◆ **Job**:
Where a line of the material contains the string "year", copy that line.

◆ **Material for this exercise**:
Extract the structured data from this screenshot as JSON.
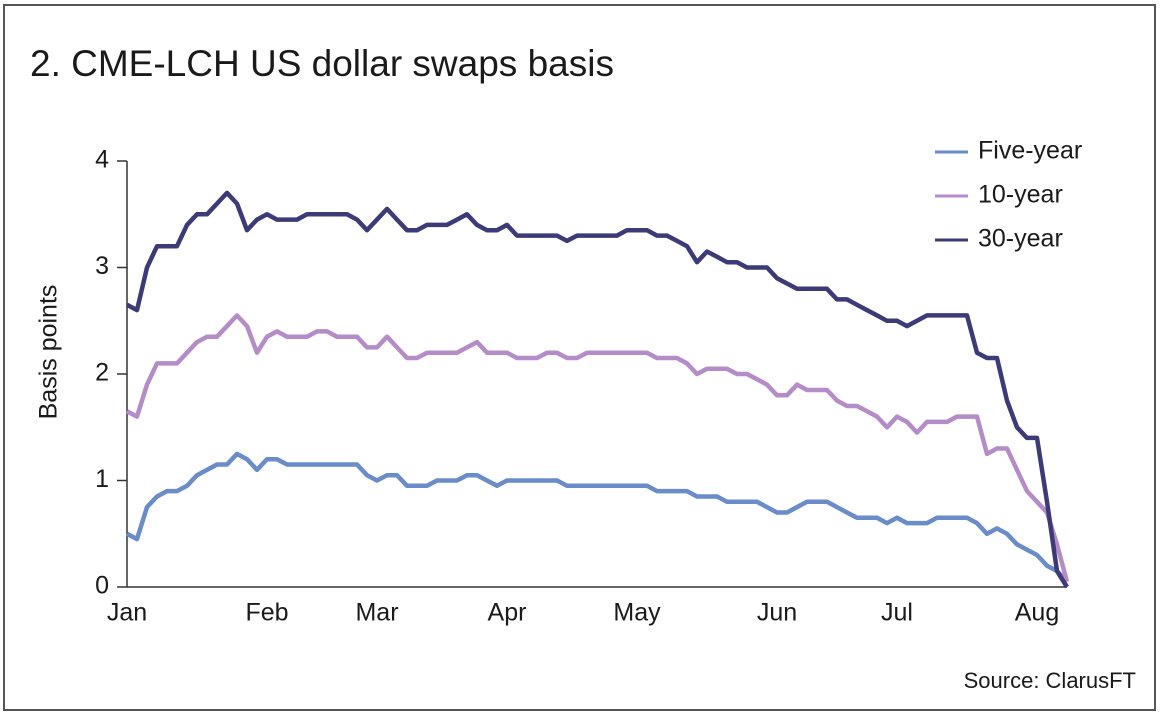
{
  "chart_data": {
    "type": "line",
    "title": "2. CME-LCH US dollar swaps basis",
    "y_label": "Basis points",
    "source": "Source: ClarusFT",
    "categories": [
      "Jan",
      null,
      null,
      null,
      null,
      null,
      null,
      null,
      null,
      null,
      null,
      null,
      null,
      null,
      "Feb",
      null,
      null,
      null,
      null,
      null,
      null,
      null,
      null,
      null,
      null,
      "Mar",
      null,
      null,
      null,
      null,
      null,
      null,
      null,
      null,
      null,
      null,
      null,
      null,
      "Apr",
      null,
      null,
      null,
      null,
      null,
      null,
      null,
      null,
      null,
      null,
      null,
      null,
      "May",
      null,
      null,
      null,
      null,
      null,
      null,
      null,
      null,
      null,
      null,
      null,
      null,
      null,
      "Jun",
      null,
      null,
      null,
      null,
      null,
      null,
      null,
      null,
      null,
      null,
      null,
      "Jul",
      null,
      null,
      null,
      null,
      null,
      null,
      null,
      null,
      null,
      null,
      null,
      null,
      null,
      "Aug",
      null,
      null,
      null
    ],
    "series": [
      {
        "name": "Five-year",
        "color": "#6a8cc8",
        "values": [
          0.5,
          0.45,
          0.75,
          0.85,
          0.9,
          0.9,
          0.95,
          1.05,
          1.1,
          1.15,
          1.15,
          1.25,
          1.2,
          1.1,
          1.2,
          1.2,
          1.15,
          1.15,
          1.15,
          1.15,
          1.15,
          1.15,
          1.15,
          1.15,
          1.05,
          1.0,
          1.05,
          1.05,
          0.95,
          0.95,
          0.95,
          1.0,
          1.0,
          1.0,
          1.05,
          1.05,
          1.0,
          0.95,
          1.0,
          1.0,
          1.0,
          1.0,
          1.0,
          1.0,
          0.95,
          0.95,
          0.95,
          0.95,
          0.95,
          0.95,
          0.95,
          0.95,
          0.95,
          0.9,
          0.9,
          0.9,
          0.9,
          0.85,
          0.85,
          0.85,
          0.8,
          0.8,
          0.8,
          0.8,
          0.75,
          0.7,
          0.7,
          0.75,
          0.8,
          0.8,
          0.8,
          0.75,
          0.7,
          0.65,
          0.65,
          0.65,
          0.6,
          0.65,
          0.6,
          0.6,
          0.6,
          0.65,
          0.65,
          0.65,
          0.65,
          0.6,
          0.5,
          0.55,
          0.5,
          0.4,
          0.35,
          0.3,
          0.2,
          0.15,
          0.05
        ]
      },
      {
        "name": "10-year",
        "color": "#b48cc8",
        "values": [
          1.65,
          1.6,
          1.9,
          2.1,
          2.1,
          2.1,
          2.2,
          2.3,
          2.35,
          2.35,
          2.45,
          2.55,
          2.45,
          2.2,
          2.35,
          2.4,
          2.35,
          2.35,
          2.35,
          2.4,
          2.4,
          2.35,
          2.35,
          2.35,
          2.25,
          2.25,
          2.35,
          2.25,
          2.15,
          2.15,
          2.2,
          2.2,
          2.2,
          2.2,
          2.25,
          2.3,
          2.2,
          2.2,
          2.2,
          2.15,
          2.15,
          2.15,
          2.2,
          2.2,
          2.15,
          2.15,
          2.2,
          2.2,
          2.2,
          2.2,
          2.2,
          2.2,
          2.2,
          2.15,
          2.15,
          2.15,
          2.1,
          2.0,
          2.05,
          2.05,
          2.05,
          2.0,
          2.0,
          1.95,
          1.9,
          1.8,
          1.8,
          1.9,
          1.85,
          1.85,
          1.85,
          1.75,
          1.7,
          1.7,
          1.65,
          1.6,
          1.5,
          1.6,
          1.55,
          1.45,
          1.55,
          1.55,
          1.55,
          1.6,
          1.6,
          1.6,
          1.25,
          1.3,
          1.3,
          1.1,
          0.9,
          0.8,
          0.7,
          0.4,
          0.05
        ]
      },
      {
        "name": "30-year",
        "color": "#3d3a78",
        "values": [
          2.65,
          2.6,
          3.0,
          3.2,
          3.2,
          3.2,
          3.4,
          3.5,
          3.5,
          3.6,
          3.7,
          3.6,
          3.35,
          3.45,
          3.5,
          3.45,
          3.45,
          3.45,
          3.5,
          3.5,
          3.5,
          3.5,
          3.5,
          3.45,
          3.35,
          3.45,
          3.55,
          3.45,
          3.35,
          3.35,
          3.4,
          3.4,
          3.4,
          3.45,
          3.5,
          3.4,
          3.35,
          3.35,
          3.4,
          3.3,
          3.3,
          3.3,
          3.3,
          3.3,
          3.25,
          3.3,
          3.3,
          3.3,
          3.3,
          3.3,
          3.35,
          3.35,
          3.35,
          3.3,
          3.3,
          3.25,
          3.2,
          3.05,
          3.15,
          3.1,
          3.05,
          3.05,
          3.0,
          3.0,
          3.0,
          2.9,
          2.85,
          2.8,
          2.8,
          2.8,
          2.8,
          2.7,
          2.7,
          2.65,
          2.6,
          2.55,
          2.5,
          2.5,
          2.45,
          2.5,
          2.55,
          2.55,
          2.55,
          2.55,
          2.55,
          2.2,
          2.15,
          2.15,
          1.75,
          1.5,
          1.4,
          1.4,
          0.8,
          0.15,
          0.0
        ]
      }
    ],
    "ylim": [
      0,
      4
    ],
    "yticks": [
      0,
      1,
      2,
      3,
      4
    ],
    "grid": false,
    "legend": "top-right"
  }
}
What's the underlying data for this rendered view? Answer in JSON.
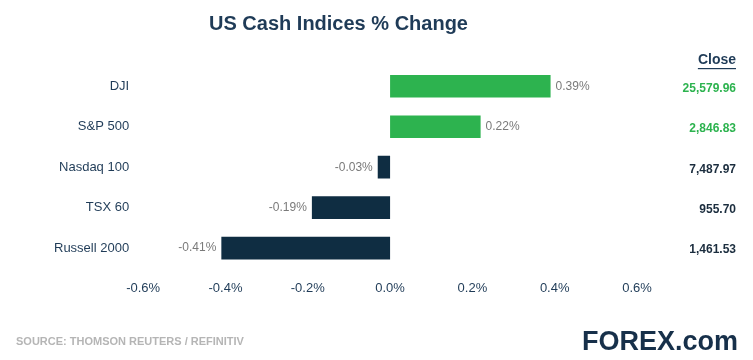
{
  "chart_data": {
    "type": "bar",
    "title": "US Cash Indices % Change",
    "orientation": "horizontal",
    "categories": [
      "DJI",
      "S&P 500",
      "Nasdaq 100",
      "TSX 60",
      "Russell 2000"
    ],
    "values": [
      0.39,
      0.22,
      -0.03,
      -0.19,
      -0.41
    ],
    "value_labels": [
      "0.39%",
      "0.22%",
      "-0.03%",
      "-0.19%",
      "-0.41%"
    ],
    "data_labels": true,
    "colors": [
      "#2db34f",
      "#2db34f",
      "#0f2d42",
      "#0f2d42",
      "#0f2d42"
    ],
    "xlim": [
      -0.6,
      0.6
    ],
    "xticks": [
      {
        "value": -0.6,
        "label": "-0.6%"
      },
      {
        "value": -0.4,
        "label": "-0.4%"
      },
      {
        "value": -0.2,
        "label": "-0.2%"
      },
      {
        "value": 0,
        "label": "0.0%"
      },
      {
        "value": 0.2,
        "label": "0.2%"
      },
      {
        "value": 0.4,
        "label": "0.4%"
      },
      {
        "value": 0.6,
        "label": "0.6%"
      }
    ],
    "grid": false,
    "close": {
      "title": "Close",
      "values": [
        25579.96,
        2846.83,
        7487.97,
        955.7,
        1461.53
      ],
      "value_labels": [
        "25,579.96",
        "2,846.83",
        "7,487.97",
        "955.70",
        "1,461.53"
      ],
      "colors": [
        "#2db34f",
        "#2db34f",
        "#1b2d3e",
        "#1b2d3e",
        "#1b2d3e"
      ]
    },
    "source": "SOURCE: THOMSON REUTERS / REFINITIV",
    "logo": "FOREX.com"
  }
}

◆ **The result**:
        "name": "Five-year",
        "name": "10-year",
        "name": "30-year",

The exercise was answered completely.